Transcribe every line, keeping it exact.

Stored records
[Start]

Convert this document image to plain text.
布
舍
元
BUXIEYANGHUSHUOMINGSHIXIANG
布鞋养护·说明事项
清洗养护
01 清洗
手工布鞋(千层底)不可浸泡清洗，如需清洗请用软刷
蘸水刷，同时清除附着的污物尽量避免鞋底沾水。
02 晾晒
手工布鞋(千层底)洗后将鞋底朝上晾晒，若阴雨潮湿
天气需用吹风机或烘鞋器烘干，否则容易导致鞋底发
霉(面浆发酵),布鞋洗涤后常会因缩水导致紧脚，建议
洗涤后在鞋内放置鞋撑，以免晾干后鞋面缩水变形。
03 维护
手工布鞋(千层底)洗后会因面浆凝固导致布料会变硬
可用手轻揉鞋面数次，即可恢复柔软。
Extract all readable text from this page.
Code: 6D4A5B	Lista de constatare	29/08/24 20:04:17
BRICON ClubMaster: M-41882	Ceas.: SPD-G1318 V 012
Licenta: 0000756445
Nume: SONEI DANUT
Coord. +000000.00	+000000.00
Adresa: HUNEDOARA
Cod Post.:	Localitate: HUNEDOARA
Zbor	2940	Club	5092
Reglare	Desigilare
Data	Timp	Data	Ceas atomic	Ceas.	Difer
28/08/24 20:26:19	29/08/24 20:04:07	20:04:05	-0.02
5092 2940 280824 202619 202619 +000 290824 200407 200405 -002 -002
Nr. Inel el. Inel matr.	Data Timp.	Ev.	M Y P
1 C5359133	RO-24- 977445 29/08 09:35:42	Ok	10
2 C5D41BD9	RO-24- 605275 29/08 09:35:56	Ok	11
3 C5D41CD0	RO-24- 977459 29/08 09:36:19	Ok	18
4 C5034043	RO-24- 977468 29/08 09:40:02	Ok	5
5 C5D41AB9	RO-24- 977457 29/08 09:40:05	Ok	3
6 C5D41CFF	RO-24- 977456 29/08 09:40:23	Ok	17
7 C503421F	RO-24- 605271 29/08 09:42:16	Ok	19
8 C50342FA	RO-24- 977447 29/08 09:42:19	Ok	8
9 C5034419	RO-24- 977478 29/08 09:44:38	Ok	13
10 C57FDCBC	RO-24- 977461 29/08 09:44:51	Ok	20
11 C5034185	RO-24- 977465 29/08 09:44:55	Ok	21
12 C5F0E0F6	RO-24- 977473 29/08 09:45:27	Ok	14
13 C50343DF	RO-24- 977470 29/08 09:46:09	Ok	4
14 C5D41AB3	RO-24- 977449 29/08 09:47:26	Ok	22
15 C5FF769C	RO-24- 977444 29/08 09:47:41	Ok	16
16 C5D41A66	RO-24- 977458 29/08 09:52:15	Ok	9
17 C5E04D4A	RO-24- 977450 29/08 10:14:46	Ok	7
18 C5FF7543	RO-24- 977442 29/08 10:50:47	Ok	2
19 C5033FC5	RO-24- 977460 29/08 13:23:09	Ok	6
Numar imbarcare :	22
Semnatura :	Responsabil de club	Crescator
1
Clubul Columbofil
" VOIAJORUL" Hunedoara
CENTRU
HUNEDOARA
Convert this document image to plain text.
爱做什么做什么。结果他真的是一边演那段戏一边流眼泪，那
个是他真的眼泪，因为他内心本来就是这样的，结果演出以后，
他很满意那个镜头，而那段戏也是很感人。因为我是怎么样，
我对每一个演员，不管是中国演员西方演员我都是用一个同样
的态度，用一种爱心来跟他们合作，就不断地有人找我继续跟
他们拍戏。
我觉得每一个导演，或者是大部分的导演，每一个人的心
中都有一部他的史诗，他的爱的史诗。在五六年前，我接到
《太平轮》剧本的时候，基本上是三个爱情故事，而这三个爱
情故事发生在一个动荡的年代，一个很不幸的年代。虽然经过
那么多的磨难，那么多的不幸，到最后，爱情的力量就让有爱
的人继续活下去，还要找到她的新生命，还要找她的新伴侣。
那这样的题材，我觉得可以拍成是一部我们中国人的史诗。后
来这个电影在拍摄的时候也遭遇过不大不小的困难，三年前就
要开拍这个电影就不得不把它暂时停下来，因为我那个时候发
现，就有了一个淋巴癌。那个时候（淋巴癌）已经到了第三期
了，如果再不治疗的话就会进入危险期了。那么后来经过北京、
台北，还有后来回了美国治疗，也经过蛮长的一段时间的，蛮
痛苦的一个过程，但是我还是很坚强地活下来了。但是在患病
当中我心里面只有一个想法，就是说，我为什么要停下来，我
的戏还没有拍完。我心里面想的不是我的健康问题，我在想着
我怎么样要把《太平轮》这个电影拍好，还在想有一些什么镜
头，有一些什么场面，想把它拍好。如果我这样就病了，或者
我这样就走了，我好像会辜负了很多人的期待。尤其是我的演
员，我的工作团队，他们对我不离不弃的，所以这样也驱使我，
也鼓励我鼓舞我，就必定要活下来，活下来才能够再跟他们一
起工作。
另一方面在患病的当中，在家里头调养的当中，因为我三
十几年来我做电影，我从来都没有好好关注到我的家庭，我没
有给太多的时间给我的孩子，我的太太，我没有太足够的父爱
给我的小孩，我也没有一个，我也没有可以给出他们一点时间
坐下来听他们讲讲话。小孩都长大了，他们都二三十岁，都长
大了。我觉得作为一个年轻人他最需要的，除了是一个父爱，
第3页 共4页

[End]

--- Output for this task ---
Convert this document image to plain text.
布
舍
元
BUXIEYANGHUSHUOMINGSHIXIANG
布鞋养护·说明事项
清洗养护
01 清洗
手工布鞋(千层底)不可浸泡清洗，如需清洗请用软刷
蘸水刷，同时清除附着的污物尽量避免鞋底沾水。
02 晾晒
手工布鞋(千层底)洗后将鞋底朝上晾晒，若阴雨潮湿
天气需用吹风机或烘鞋器烘干，否则容易导致鞋底发
霉(面浆发酵),布鞋洗涤后常会因缩水导致紧脚，建议
洗涤后在鞋内放置鞋撑，以免晾干后鞋面缩水变形。
03 维护
手工布鞋(千层底)洗后会因面浆凝固导致布料会变硬
可用手轻揉鞋面数次，即可恢复柔软。
Extract all readable text from this page.
Code: 6D4A5B	Lista de constatare	29/08/24 20:04:17
BRICON ClubMaster: M-41882	Ceas.: SPD-G1318 V 012
Licenta: 0000756445
Nume: SONEI DANUT
Coord. +000000.00	+000000.00
Adresa: HUNEDOARA
Cod Post.:	Localitate: HUNEDOARA
Zbor	2940	Club	5092
Reglare	Desigilare
Data	Timp	Data	Ceas atomic	Ceas.	Difer
28/08/24 20:26:19	29/08/24 20:04:07	20:04:05	-0.02
5092 2940 280824 202619 202619 +000 290824 200407 200405 -002 -002
Nr. Inel el. Inel matr.	Data Timp.	Ev.	M Y P
1 C5359133	RO-24- 977445 29/08 09:35:42	Ok	10
2 C5D41BD9	RO-24- 605275 29/08 09:35:56	Ok	11
3 C5D41CD0	RO-24- 977459 29/08 09:36:19	Ok	18
4 C5034043	RO-24- 977468 29/08 09:40:02	Ok	5
5 C5D41AB9	RO-24- 977457 29/08 09:40:05	Ok	3
6 C5D41CFF	RO-24- 977456 29/08 09:40:23	Ok	17
7 C503421F	RO-24- 605271 29/08 09:42:16	Ok	19
8 C50342FA	RO-24- 977447 29/08 09:42:19	Ok	8
9 C5034419	RO-24- 977478 29/08 09:44:38	Ok	13
10 C57FDCBC	RO-24- 977461 29/08 09:44:51	Ok	20
11 C5034185	RO-24- 977465 29/08 09:44:55	Ok	21
12 C5F0E0F6	RO-24- 977473 29/08 09:45:27	Ok	14
13 C50343DF	RO-24- 977470 29/08 09:46:09	Ok	4
14 C5D41AB3	RO-24- 977449 29/08 09:47:26	Ok	22
15 C5FF769C	RO-24- 977444 29/08 09:47:41	Ok	16
16 C5D41A66	RO-24- 977458 29/08 09:52:15	Ok	9
17 C5E04D4A	RO-24- 977450 29/08 10:14:46	Ok	7
18 C5FF7543	RO-24- 977442 29/08 10:50:47	Ok	2
19 C5033FC5	RO-24- 977460 29/08 13:23:09	Ok	6
Numar imbarcare :	22
Semnatura :	Responsabil de club	Crescator
1
Clubul Columbofil
" VOIAJORUL" Hunedoara
CENTRU
HUNEDOARA
Convert this document image to plain text.
爱做什么做什么。结果他真的是一边演那段戏一边流眼泪，那
个是他真的眼泪，因为他内心本来就是这样的，结果演出以后，
他很满意那个镜头，而那段戏也是很感人。因为我是怎么样，
我对每一个演员，不管是中国演员西方演员我都是用一个同样
的态度，用一种爱心来跟他们合作，就不断地有人找我继续跟
他们拍戏。
我觉得每一个导演，或者是大部分的导演，每一个人的心
中都有一部他的史诗，他的爱的史诗。在五六年前，我接到
《太平轮》剧本的时候，基本上是三个爱情故事，而这三个爱
情故事发生在一个动荡的年代，一个很不幸的年代。虽然经过
那么多的磨难，那么多的不幸，到最后，爱情的力量就让有爱
的人继续活下去，还要找到她的新生命，还要找她的新伴侣。
那这样的题材，我觉得可以拍成是一部我们中国人的史诗。后
来这个电影在拍摄的时候也遭遇过不大不小的困难，三年前就
要开拍这个电影就不得不把它暂时停下来，因为我那个时候发
现，就有了一个淋巴癌。那个时候（淋巴癌）已经到了第三期
了，如果再不治疗的话就会进入危险期了。那么后来经过北京、
台北，还有后来回了美国治疗，也经过蛮长的一段时间的，蛮
痛苦的一个过程，但是我还是很坚强地活下来了。但是在患病
当中我心里面只有一个想法，就是说，我为什么要停下来，我
的戏还没有拍完。我心里面想的不是我的健康问题，我在想着
我怎么样要把《太平轮》这个电影拍好，还在想有一些什么镜
头，有一些什么场面，想把它拍好。如果我这样就病了，或者
我这样就走了，我好像会辜负了很多人的期待。尤其是我的演
员，我的工作团队，他们对我不离不弃的，所以这样也驱使我，
也鼓励我鼓舞我，就必定要活下来，活下来才能够再跟他们一
起工作。
另一方面在患病的当中，在家里头调养的当中，因为我三
十几年来我做电影，我从来都没有好好关注到我的家庭，我没
有给太多的时间给我的孩子，我的太太，我没有太足够的父爱
给我的小孩，我也没有一个，我也没有可以给出他们一点时间
坐下来听他们讲讲话。小孩都长大了，他们都二三十岁，都长
大了。我觉得作为一个年轻人他最需要的，除了是一个父爱，
第3页 共4页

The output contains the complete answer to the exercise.